_WHAT IS ASKED_: Wherever a line below holds the word "Temp", copy that line.

_AVAILABLE RECORDS_:
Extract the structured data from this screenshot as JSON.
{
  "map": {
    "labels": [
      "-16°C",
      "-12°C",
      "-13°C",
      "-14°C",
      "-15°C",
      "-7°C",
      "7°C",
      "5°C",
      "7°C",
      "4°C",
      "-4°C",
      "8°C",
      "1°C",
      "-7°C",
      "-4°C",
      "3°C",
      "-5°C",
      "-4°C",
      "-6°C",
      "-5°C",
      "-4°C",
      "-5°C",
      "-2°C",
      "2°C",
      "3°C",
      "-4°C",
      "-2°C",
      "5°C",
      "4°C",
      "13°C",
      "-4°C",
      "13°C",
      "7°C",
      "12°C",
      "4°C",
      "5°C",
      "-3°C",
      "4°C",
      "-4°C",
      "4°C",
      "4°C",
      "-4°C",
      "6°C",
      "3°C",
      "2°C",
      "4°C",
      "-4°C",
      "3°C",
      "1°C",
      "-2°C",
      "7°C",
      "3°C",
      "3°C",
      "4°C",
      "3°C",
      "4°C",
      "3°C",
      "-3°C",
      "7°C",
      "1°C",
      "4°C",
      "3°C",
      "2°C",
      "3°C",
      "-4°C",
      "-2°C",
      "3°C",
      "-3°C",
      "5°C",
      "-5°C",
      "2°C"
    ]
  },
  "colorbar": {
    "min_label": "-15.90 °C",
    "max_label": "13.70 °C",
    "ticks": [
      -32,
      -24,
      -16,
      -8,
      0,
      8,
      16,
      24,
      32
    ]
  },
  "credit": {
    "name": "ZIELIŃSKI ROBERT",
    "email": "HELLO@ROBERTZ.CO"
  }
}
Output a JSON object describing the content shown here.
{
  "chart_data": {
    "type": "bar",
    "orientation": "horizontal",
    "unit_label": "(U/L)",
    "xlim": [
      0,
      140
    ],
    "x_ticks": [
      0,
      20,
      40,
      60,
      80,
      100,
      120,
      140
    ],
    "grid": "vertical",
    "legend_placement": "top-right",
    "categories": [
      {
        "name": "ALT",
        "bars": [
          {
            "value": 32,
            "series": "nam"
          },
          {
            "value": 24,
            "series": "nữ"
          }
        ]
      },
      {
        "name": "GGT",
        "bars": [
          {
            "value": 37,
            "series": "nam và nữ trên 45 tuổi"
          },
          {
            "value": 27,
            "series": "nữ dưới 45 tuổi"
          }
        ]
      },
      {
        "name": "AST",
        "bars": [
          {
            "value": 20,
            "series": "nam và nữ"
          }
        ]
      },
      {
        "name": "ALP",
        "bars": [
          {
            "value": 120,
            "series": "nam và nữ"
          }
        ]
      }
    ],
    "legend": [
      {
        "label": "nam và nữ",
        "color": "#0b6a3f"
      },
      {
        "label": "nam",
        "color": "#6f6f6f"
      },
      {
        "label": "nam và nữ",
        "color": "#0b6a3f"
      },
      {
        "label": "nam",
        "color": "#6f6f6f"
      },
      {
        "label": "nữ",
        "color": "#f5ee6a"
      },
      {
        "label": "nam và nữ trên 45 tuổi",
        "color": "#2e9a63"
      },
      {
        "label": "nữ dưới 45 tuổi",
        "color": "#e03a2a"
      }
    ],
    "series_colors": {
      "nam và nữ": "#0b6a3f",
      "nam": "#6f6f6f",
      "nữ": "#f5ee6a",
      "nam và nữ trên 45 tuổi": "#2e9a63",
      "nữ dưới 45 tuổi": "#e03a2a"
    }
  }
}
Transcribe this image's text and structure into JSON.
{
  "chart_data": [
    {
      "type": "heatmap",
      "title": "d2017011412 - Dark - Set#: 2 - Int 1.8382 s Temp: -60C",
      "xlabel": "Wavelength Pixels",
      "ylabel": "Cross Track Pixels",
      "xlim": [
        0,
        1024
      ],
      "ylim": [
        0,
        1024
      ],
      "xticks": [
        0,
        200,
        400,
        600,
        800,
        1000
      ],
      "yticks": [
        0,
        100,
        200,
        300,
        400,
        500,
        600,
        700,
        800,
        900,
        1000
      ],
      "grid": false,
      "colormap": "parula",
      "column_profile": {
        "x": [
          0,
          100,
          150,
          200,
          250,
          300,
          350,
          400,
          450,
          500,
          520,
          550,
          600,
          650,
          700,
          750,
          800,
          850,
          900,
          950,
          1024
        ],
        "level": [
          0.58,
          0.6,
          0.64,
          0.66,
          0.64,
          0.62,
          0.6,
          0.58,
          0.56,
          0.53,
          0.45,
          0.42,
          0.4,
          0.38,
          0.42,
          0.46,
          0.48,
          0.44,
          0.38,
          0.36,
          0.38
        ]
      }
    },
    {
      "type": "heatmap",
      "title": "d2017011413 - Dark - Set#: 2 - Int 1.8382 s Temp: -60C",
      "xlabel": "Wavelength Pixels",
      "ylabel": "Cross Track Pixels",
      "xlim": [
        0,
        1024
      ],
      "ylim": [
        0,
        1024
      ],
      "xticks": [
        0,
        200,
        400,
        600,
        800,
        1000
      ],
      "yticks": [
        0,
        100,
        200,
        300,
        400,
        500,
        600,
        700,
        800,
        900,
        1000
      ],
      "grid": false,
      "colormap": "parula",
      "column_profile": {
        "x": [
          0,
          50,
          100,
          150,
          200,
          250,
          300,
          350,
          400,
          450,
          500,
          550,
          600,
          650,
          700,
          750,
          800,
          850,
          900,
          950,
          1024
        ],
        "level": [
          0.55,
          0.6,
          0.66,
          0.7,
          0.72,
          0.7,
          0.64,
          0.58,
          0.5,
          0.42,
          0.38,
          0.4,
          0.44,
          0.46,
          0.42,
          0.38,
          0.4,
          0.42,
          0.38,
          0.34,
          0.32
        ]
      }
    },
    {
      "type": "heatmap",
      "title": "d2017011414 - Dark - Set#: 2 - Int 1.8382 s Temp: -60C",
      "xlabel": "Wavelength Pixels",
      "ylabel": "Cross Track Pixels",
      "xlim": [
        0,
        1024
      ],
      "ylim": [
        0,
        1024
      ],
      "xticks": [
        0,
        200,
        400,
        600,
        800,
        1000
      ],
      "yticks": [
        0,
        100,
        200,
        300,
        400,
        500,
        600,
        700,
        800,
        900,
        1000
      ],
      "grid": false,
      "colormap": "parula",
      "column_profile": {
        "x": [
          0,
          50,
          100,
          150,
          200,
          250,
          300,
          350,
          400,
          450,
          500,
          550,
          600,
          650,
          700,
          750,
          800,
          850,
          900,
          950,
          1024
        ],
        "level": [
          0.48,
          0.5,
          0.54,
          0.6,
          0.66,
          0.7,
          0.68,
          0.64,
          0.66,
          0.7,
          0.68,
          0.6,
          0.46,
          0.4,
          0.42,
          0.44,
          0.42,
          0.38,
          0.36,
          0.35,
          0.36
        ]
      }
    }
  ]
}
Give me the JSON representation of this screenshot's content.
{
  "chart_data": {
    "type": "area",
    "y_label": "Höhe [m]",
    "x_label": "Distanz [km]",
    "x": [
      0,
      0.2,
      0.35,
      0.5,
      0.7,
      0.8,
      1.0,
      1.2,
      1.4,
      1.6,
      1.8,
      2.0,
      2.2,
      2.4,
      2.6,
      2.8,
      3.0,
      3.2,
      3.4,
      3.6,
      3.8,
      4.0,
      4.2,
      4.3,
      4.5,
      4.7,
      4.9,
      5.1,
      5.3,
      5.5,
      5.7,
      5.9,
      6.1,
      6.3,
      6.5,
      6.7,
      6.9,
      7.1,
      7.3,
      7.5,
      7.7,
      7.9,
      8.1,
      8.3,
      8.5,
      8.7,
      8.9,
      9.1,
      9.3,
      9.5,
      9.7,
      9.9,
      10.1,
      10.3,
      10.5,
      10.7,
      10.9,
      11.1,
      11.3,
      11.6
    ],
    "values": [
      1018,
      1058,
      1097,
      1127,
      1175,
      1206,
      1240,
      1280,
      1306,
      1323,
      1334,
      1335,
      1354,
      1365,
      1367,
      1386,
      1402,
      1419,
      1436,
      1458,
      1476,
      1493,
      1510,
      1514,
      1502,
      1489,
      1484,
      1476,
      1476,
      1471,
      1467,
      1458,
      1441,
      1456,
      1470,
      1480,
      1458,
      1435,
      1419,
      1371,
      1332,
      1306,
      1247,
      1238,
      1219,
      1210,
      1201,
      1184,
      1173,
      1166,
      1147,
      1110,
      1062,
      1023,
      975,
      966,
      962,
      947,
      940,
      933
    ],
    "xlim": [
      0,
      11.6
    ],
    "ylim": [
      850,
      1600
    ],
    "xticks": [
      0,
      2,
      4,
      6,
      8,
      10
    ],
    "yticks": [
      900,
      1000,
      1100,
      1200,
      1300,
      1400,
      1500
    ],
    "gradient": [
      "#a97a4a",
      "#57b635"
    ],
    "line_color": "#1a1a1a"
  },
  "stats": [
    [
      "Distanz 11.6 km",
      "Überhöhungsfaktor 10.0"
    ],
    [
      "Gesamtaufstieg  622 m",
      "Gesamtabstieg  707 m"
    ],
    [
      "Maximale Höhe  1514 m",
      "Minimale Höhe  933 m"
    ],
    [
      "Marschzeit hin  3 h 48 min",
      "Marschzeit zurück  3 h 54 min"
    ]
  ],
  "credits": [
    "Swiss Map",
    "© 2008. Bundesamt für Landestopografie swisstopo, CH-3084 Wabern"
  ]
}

_FINAL RESULT_:
      "title": "d2017011412 - Dark - Set#: 2 - Int 1.8382 s Temp: -60C",
      "title": "d2017011413 - Dark - Set#: 2 - Int 1.8382 s Temp: -60C",
      "title": "d2017011414 - Dark - Set#: 2 - Int 1.8382 s Temp: -60C",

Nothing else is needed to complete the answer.